---- PROVIDED ENTRIES

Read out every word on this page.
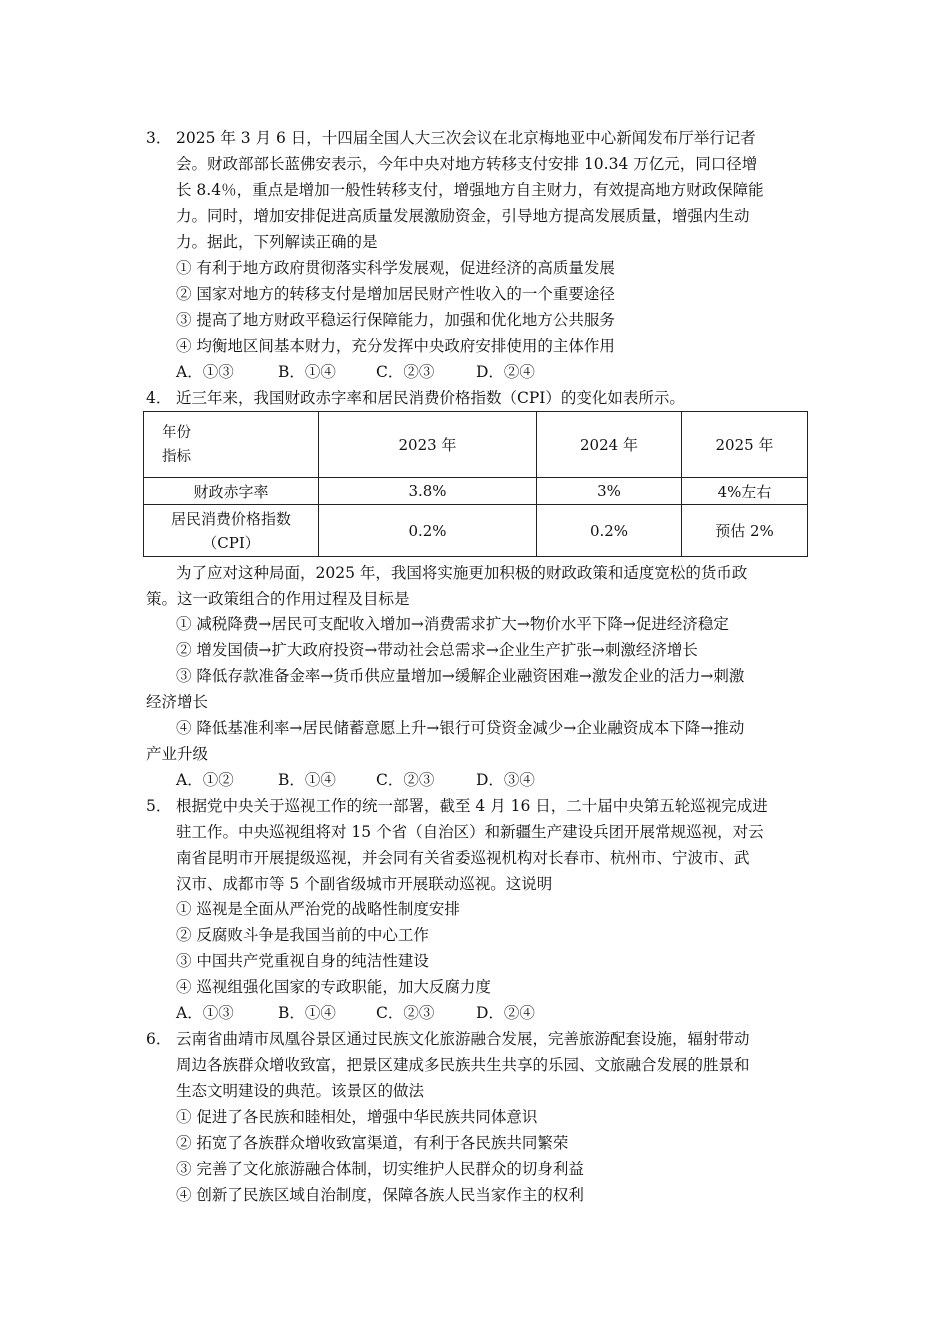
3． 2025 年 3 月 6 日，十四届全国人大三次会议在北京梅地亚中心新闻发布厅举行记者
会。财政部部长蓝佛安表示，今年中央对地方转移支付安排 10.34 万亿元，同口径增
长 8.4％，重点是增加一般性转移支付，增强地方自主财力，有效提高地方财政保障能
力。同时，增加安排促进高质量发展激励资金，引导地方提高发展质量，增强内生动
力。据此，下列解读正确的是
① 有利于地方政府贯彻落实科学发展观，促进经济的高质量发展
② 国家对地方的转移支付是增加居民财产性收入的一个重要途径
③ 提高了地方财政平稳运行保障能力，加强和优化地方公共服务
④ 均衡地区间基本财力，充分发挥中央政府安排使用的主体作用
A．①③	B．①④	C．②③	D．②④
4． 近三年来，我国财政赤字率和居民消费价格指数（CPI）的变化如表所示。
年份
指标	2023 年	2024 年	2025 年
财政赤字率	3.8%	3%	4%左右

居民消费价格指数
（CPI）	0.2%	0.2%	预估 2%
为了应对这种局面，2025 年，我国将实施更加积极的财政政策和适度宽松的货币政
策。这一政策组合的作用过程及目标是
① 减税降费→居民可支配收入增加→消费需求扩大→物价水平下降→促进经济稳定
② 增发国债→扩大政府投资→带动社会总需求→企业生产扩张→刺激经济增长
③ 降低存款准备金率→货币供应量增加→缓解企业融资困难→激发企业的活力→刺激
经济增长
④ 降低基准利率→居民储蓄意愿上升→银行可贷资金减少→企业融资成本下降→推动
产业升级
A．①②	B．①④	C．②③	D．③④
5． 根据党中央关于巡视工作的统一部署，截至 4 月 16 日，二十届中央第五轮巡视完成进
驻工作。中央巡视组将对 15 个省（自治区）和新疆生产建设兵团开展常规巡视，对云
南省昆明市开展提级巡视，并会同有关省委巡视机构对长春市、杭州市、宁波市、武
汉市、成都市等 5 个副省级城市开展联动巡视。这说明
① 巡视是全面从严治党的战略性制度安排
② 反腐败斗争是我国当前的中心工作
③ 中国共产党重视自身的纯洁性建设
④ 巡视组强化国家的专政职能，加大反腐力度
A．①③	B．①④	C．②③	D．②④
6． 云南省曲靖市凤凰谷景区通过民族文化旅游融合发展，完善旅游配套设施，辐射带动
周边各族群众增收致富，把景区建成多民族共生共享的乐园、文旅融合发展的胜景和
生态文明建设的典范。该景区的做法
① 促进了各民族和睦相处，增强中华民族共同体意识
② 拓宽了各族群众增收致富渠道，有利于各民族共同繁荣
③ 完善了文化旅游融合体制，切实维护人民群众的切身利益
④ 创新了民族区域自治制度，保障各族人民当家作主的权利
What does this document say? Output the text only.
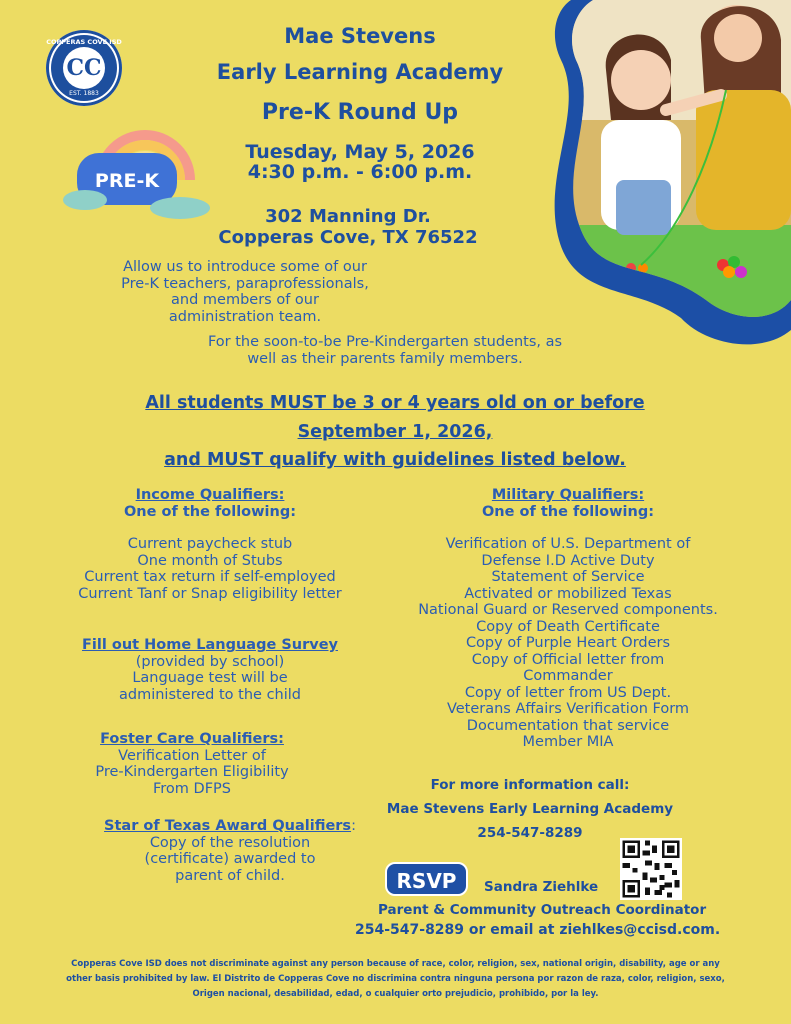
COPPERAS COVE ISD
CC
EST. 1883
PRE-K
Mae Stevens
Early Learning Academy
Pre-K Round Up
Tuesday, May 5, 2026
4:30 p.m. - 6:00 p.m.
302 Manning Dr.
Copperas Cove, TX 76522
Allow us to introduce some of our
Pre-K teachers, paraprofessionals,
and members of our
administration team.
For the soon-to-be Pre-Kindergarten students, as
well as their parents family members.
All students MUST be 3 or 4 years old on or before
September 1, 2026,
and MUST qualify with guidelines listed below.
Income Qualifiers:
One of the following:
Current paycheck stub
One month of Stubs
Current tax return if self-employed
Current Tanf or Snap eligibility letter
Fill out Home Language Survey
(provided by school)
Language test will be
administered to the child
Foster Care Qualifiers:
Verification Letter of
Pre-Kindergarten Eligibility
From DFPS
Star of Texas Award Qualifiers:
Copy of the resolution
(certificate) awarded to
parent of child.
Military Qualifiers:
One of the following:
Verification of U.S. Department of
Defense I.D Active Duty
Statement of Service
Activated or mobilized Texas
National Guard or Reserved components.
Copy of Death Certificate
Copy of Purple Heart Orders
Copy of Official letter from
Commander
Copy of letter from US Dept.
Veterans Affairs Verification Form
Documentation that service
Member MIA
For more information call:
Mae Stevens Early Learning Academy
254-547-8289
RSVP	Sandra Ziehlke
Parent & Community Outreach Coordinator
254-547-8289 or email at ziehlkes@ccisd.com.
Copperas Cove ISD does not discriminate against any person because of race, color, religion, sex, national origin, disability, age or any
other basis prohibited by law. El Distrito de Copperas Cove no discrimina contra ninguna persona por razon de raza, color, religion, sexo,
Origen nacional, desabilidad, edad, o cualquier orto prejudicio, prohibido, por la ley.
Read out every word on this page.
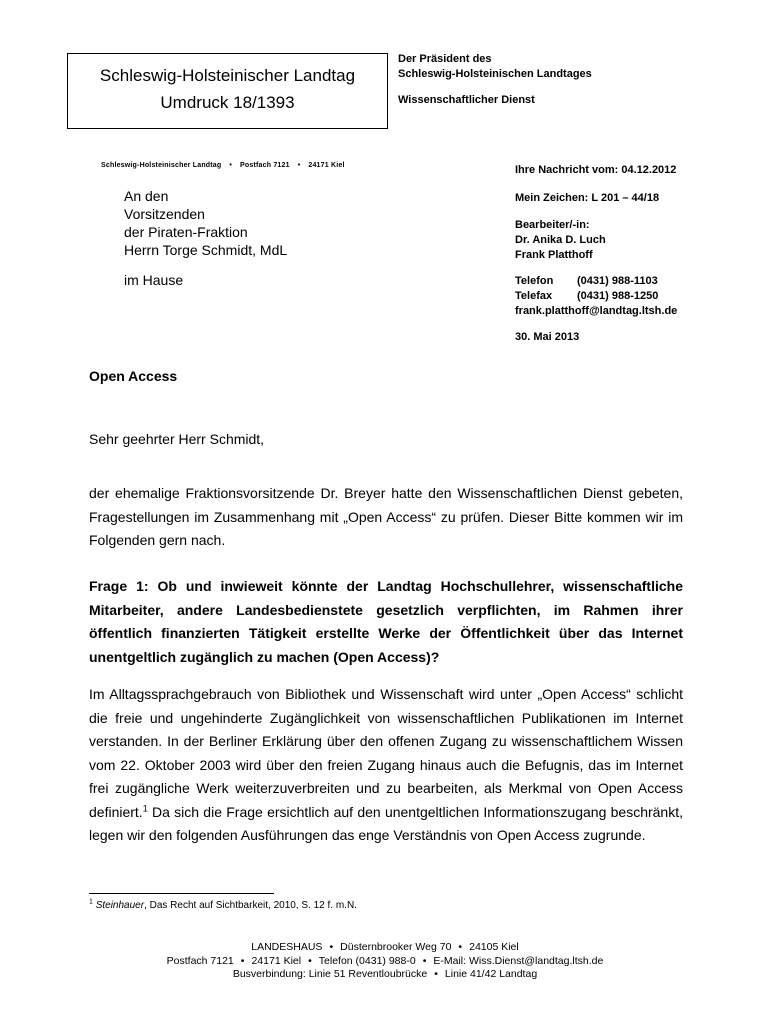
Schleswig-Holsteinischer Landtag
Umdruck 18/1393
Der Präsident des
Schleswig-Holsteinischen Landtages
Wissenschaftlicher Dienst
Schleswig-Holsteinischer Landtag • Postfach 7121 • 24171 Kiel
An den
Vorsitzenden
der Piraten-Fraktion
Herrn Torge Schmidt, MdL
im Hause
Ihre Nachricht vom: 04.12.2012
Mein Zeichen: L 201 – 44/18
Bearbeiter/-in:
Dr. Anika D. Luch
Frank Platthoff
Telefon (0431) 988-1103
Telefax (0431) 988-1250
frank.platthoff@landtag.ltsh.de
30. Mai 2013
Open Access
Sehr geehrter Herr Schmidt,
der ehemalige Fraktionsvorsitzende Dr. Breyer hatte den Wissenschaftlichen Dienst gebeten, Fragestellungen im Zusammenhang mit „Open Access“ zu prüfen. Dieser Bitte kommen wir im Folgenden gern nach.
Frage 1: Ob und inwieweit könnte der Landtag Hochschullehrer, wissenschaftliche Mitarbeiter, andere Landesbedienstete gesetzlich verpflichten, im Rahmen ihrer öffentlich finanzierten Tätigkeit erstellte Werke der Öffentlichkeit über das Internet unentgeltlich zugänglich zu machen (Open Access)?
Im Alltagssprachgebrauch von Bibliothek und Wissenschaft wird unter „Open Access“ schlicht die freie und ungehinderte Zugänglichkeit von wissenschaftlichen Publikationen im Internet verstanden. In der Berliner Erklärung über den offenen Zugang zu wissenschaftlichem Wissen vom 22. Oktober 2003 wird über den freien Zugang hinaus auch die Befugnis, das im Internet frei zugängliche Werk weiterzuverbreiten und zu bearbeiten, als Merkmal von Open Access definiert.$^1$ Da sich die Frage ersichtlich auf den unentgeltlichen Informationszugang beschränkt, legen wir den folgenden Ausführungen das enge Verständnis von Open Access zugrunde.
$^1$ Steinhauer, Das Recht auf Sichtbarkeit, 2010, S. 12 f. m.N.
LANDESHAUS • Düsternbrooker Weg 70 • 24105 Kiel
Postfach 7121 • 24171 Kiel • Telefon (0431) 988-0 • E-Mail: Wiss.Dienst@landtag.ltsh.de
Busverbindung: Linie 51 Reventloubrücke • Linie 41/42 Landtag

--------
---- PROVIDED ENTRIES

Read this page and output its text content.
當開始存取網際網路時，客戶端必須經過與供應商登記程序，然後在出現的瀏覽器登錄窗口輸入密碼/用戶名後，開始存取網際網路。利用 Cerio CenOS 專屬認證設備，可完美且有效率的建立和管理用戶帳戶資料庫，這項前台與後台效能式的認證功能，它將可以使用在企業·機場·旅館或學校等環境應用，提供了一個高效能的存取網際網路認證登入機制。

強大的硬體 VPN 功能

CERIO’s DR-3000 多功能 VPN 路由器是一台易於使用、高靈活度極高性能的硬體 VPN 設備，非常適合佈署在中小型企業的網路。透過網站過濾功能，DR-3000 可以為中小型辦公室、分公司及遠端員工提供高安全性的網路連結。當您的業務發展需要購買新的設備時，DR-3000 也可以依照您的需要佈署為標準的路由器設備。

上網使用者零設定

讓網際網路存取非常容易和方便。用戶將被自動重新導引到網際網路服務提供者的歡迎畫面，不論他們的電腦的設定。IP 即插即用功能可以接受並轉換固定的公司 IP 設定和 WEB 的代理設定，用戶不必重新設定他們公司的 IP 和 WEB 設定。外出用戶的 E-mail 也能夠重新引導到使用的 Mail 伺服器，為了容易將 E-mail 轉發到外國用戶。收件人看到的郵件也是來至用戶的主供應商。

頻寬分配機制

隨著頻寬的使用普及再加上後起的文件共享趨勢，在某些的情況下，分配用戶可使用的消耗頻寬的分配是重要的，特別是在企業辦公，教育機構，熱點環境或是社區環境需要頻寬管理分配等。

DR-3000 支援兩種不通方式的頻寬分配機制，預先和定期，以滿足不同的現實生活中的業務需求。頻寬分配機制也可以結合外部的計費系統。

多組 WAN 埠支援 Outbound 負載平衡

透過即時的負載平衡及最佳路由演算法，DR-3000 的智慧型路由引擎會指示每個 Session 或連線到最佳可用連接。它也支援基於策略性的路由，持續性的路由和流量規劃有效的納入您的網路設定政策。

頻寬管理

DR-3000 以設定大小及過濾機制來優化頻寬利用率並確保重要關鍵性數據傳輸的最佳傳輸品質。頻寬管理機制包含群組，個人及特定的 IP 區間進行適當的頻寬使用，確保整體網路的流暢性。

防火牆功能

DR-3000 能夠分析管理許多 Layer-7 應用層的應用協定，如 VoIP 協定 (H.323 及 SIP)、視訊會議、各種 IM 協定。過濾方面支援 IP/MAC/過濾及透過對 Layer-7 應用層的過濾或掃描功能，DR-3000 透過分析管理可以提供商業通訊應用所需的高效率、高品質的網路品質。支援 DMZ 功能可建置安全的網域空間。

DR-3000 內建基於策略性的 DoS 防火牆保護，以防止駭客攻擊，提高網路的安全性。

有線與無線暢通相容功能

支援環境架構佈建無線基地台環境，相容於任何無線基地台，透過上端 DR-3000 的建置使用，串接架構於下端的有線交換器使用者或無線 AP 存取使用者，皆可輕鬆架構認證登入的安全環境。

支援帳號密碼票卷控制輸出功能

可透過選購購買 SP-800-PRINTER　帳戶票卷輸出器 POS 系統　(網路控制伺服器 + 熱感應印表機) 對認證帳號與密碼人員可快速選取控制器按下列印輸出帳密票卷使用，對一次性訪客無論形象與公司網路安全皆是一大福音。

--------

* _THE REQUEST_:
Read through the data and copy every line where "Learning" shows up.

* _ANSWER IN FULL_:
Early Learning Academy
Mae Stevens Early Learning Academy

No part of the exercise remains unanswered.